# SUPPLIED RECORDS:
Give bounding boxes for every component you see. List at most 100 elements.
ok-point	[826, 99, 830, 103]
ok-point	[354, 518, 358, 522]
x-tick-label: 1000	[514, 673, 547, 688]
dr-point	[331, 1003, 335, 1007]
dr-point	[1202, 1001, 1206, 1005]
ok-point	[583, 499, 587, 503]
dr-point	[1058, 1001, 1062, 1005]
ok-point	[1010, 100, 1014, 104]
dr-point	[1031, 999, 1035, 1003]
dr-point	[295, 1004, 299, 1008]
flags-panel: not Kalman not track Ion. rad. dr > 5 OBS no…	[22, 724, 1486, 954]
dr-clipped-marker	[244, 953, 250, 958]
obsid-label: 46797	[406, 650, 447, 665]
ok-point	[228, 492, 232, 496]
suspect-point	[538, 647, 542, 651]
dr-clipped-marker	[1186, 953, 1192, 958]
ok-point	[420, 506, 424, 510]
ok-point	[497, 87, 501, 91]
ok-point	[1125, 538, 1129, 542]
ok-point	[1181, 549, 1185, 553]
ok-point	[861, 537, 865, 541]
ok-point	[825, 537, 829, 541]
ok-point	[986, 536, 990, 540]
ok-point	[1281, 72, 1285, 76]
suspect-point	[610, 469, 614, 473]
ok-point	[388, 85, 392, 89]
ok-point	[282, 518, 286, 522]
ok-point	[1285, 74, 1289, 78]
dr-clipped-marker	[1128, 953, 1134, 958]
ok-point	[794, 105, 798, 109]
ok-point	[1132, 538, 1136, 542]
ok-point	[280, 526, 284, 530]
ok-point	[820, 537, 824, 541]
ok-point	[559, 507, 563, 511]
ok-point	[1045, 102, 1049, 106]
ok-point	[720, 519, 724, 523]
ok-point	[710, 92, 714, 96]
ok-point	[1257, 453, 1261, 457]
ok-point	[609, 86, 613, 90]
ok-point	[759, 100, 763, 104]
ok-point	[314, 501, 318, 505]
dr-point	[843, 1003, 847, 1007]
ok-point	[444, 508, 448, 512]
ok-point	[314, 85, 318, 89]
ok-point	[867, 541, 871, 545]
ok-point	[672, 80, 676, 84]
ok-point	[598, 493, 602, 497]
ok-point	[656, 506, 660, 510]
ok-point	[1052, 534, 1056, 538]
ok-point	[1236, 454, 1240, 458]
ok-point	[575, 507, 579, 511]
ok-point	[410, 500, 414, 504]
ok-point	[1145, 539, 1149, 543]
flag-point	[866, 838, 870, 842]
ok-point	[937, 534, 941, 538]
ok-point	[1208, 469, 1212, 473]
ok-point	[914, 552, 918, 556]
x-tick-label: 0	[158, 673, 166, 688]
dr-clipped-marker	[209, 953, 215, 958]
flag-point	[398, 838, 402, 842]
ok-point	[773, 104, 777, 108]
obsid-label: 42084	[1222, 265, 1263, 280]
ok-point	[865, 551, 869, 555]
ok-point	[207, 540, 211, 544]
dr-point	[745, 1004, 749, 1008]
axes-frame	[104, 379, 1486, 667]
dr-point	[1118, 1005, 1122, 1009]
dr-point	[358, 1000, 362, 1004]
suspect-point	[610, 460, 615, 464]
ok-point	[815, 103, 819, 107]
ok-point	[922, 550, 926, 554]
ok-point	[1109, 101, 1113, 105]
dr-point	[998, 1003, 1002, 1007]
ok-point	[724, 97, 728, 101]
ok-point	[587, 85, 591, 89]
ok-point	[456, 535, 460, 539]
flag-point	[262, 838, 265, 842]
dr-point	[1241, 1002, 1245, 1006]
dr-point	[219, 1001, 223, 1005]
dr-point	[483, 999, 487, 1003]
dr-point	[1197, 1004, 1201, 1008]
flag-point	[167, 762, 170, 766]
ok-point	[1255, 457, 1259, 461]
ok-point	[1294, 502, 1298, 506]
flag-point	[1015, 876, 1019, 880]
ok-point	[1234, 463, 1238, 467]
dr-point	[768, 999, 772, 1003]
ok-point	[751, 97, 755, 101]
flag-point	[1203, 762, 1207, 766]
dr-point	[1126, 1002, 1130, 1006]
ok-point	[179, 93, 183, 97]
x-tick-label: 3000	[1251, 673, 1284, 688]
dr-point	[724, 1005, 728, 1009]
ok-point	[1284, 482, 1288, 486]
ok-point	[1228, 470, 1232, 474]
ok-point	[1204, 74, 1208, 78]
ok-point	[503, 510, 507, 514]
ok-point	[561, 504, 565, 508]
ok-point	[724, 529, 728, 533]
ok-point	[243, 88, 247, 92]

# WHAT IS BEING ASKED:
Switch "dr-point" to "dr-marker" in everything from the start of the lines down to the line containing "499, 587, 503]", and write out only those lines with nothing else altered.

# SOLUTION BELOW:
Give bounding boxes for every component you see. List at most 100 elements.
ok-point	[826, 99, 830, 103]
ok-point	[354, 518, 358, 522]
x-tick-label: 1000	[514, 673, 547, 688]
dr-marker	[331, 1003, 335, 1007]
dr-marker	[1202, 1001, 1206, 1005]
ok-point	[583, 499, 587, 503]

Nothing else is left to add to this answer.